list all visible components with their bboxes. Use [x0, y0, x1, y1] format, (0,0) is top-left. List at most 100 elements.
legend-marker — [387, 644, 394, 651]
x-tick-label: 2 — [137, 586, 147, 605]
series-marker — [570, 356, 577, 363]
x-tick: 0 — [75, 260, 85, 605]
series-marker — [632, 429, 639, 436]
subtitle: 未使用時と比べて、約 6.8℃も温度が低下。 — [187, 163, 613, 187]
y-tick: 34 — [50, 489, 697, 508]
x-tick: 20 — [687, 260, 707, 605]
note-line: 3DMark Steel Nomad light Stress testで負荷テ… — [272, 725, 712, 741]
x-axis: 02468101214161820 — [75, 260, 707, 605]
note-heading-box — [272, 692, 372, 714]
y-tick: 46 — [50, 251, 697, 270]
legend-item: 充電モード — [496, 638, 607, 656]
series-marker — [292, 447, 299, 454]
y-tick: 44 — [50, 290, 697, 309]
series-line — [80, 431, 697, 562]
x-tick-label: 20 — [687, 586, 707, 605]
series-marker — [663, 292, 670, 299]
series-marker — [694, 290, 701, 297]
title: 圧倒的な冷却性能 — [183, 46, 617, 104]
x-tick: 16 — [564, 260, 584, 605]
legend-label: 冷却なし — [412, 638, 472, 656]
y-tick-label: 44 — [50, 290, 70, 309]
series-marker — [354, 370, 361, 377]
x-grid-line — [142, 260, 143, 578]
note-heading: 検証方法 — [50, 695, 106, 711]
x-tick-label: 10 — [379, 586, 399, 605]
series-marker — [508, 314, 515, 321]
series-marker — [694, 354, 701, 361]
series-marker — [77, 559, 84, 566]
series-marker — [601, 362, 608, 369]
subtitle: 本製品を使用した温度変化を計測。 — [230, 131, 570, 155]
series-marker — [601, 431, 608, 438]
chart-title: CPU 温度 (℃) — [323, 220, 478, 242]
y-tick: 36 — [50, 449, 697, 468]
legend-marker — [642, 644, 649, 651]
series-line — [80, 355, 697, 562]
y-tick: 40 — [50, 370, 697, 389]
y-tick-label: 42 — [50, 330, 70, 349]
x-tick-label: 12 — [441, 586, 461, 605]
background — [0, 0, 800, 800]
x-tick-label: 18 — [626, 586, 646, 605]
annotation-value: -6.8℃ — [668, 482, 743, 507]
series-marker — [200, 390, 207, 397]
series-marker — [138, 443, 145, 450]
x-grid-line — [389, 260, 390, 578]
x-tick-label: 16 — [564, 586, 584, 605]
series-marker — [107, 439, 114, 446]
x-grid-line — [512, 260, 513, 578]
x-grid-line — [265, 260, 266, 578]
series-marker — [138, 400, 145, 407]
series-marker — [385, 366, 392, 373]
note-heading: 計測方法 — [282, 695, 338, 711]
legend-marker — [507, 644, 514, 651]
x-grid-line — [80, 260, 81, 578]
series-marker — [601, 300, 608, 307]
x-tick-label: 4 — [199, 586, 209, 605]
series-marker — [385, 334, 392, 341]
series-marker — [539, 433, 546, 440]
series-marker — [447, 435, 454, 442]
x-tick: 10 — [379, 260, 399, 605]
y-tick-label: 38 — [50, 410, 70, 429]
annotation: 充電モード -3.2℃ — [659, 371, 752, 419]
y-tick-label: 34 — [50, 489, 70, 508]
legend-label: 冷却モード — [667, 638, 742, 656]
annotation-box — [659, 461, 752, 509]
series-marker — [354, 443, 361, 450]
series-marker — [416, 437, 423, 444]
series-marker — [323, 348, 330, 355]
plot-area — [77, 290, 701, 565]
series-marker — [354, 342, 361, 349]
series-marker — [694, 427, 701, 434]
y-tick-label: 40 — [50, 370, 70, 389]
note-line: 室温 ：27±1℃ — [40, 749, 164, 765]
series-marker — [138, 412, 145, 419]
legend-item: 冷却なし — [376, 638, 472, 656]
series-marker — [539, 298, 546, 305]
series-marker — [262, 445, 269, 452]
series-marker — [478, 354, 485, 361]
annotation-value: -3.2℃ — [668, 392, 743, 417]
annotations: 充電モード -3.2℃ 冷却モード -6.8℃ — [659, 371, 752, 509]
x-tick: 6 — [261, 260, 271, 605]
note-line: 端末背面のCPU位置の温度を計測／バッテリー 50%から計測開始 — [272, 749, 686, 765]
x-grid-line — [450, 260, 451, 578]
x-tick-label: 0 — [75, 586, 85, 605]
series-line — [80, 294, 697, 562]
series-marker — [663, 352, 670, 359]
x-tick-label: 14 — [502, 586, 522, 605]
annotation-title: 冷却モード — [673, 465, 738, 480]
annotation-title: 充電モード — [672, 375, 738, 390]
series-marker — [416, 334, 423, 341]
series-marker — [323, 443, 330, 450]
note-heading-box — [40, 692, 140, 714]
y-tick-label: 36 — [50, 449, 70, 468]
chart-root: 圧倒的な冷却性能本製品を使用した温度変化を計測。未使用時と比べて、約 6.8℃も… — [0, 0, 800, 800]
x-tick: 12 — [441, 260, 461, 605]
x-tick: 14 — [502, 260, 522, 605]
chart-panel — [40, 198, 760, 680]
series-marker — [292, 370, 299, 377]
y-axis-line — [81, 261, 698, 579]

-*-

Instruction ->
Format the rows above, from the first line through the line containing "series-marker — [601, 431, 608, 438]", as a JSON list of strings with one string per line and blank lines left out.

Solution for this exercise ->
[
  "list all visible components with their bboxes. Use [x0, y0, x1, y1] format, (0,0) is top-left. List at most 100 elements.",
  "legend-marker — [387, 644, 394, 651]",
  "x-tick-label: 2 — [137, 586, 147, 605]",
  "series-marker — [570, 356, 577, 363]",
  "x-tick: 0 — [75, 260, 85, 605]",
  "series-marker — [632, 429, 639, 436]",
  "subtitle: 未使用時と比べて、約 6.8℃も温度が低下。 — [187, 163, 613, 187]",
  "y-tick: 34 — [50, 489, 697, 508]",
  "x-tick: 20 — [687, 260, 707, 605]",
  "note-line: 3DMark Steel Nomad light Stress testで負荷テ… — [272, 725, 712, 741]",
  "x-axis: 02468101214161820 — [75, 260, 707, 605]",
  "note-heading-box — [272, 692, 372, 714]",
  "y-tick: 46 — [50, 251, 697, 270]",
  "legend-item: 充電モード — [496, 638, 607, 656]",
  "series-marker — [292, 447, 299, 454]",
  "y-tick: 44 — [50, 290, 697, 309]",
  "series-line — [80, 431, 697, 562]",
  "x-tick-label: 20 — [687, 586, 707, 605]",
  "series-marker — [663, 292, 670, 299]",
  "series-marker — [694, 290, 701, 297]",
  "title: 圧倒的な冷却性能 — [183, 46, 617, 104]",
  "x-tick: 16 — [564, 260, 584, 605]",
  "legend-label: 冷却なし — [412, 638, 472, 656]",
  "y-tick-label: 44 — [50, 290, 70, 309]",
  "series-marker — [354, 370, 361, 377]",
  "x-grid-line — [142, 260, 143, 578]",
  "note-heading: 検証方法 — [50, 695, 106, 711]",
  "x-tick-label: 10 — [379, 586, 399, 605]",
  "series-marker — [508, 314, 515, 321]",
  "series-marker — [694, 354, 701, 361]",
  "series-marker — [77, 559, 84, 566]",
  "series-marker — [601, 362, 608, 369]",
  "subtitle: 本製品を使用した温度変化を計測。 — [230, 131, 570, 155]",
  "series-marker — [601, 431, 608, 438]"
]